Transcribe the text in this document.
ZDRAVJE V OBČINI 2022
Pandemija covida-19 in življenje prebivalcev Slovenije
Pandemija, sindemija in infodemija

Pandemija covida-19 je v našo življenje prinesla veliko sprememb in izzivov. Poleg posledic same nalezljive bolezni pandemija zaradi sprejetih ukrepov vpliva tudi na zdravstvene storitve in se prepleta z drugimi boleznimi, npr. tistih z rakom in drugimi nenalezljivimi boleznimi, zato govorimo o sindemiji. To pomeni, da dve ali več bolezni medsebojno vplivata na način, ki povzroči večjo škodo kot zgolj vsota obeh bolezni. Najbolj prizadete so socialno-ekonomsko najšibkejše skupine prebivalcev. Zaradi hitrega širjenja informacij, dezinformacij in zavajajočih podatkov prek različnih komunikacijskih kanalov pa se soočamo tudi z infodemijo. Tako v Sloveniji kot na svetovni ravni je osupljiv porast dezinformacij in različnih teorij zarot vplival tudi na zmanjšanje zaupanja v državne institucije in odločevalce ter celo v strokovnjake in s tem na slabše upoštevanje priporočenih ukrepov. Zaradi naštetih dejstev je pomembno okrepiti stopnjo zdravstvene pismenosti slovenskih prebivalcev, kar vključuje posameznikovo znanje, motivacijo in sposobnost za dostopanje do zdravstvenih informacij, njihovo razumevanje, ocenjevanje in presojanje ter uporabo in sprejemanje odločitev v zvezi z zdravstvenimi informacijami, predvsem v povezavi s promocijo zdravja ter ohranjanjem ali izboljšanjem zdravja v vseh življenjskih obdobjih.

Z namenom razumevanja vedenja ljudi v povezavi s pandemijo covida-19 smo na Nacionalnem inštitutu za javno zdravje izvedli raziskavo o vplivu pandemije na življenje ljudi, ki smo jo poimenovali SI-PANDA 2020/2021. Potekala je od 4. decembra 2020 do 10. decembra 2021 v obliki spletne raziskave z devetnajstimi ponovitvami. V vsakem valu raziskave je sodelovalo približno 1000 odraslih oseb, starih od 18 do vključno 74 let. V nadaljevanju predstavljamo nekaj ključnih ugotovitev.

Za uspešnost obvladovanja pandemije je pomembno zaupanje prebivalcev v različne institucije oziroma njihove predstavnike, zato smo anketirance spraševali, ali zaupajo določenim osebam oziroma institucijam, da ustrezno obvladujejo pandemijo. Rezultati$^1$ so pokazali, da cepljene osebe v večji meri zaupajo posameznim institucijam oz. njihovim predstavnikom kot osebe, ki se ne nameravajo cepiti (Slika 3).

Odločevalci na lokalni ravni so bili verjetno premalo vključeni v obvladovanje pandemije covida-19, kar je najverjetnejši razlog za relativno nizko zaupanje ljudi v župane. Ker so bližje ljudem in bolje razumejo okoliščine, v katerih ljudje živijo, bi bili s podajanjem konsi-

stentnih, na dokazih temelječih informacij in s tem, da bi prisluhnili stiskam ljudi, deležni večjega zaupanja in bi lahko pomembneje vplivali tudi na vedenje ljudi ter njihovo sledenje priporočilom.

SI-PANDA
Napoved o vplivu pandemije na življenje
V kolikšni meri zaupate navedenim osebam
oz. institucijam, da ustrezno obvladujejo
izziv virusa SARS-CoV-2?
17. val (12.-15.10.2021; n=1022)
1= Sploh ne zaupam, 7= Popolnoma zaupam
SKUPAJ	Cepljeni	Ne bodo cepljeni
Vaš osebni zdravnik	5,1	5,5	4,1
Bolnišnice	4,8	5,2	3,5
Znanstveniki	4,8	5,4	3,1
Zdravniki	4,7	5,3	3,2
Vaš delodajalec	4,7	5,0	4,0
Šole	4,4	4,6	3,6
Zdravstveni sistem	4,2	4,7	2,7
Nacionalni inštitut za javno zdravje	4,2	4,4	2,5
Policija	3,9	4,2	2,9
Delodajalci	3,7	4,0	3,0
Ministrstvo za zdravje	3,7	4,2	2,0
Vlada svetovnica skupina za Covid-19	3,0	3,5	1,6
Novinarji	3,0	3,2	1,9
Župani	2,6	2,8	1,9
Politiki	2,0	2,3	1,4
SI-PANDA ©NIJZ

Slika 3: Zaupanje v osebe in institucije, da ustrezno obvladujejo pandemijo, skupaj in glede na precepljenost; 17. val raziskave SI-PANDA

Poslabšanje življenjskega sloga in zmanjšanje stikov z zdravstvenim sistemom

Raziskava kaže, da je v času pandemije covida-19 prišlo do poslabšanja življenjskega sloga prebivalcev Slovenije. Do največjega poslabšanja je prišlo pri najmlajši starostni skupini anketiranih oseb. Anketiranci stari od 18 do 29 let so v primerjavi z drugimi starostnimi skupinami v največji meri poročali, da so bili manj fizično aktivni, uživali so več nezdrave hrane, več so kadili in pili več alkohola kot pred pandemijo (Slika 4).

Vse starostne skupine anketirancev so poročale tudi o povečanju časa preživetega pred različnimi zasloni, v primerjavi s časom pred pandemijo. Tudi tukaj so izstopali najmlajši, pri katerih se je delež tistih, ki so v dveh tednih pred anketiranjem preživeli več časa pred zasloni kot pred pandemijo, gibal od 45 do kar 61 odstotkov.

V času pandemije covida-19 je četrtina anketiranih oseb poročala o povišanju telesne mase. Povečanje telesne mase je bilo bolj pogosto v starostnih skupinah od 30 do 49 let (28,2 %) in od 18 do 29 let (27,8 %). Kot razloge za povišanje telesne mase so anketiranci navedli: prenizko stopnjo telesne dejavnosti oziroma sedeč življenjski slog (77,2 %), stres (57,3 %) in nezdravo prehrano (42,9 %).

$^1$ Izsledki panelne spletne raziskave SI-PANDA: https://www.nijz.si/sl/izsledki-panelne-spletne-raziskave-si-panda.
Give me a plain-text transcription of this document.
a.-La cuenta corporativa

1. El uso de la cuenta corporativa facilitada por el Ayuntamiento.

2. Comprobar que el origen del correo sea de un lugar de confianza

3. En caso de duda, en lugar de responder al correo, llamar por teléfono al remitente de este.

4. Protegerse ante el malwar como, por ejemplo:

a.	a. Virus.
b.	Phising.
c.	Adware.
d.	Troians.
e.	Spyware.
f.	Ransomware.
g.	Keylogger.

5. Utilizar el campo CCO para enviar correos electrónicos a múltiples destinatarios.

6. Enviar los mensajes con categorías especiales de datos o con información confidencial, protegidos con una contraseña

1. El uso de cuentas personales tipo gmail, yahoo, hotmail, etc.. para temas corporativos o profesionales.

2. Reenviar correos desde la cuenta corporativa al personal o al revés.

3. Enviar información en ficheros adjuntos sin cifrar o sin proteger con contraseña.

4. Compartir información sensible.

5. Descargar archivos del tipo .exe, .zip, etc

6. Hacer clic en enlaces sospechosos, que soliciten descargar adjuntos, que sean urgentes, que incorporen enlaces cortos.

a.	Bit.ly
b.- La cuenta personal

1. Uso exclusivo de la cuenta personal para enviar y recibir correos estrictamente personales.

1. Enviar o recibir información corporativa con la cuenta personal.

++++++++++

» Work instruction
The lines to return are those in the entries above that hold "institucijam".

» Exercise response
Za uspešnost obvladovanja pandemije je pomembno zaupanje prebivalcev v različne institucije oziroma njihove predstavnike, zato smo anketirance spraševali, ali zaupajo določenim osebam oziroma institucijam, da ustrezno obvladujejo pandemijo. Rezultati$^1$ so pokazali, da cepljene osebe v večji meri zaupajo posameznim institucijam oz. njihovim predstavnikom kot osebe, ki se ne nameravajo cepiti (Slika 3).
oz. institucijam, da ustrezno obvladujejo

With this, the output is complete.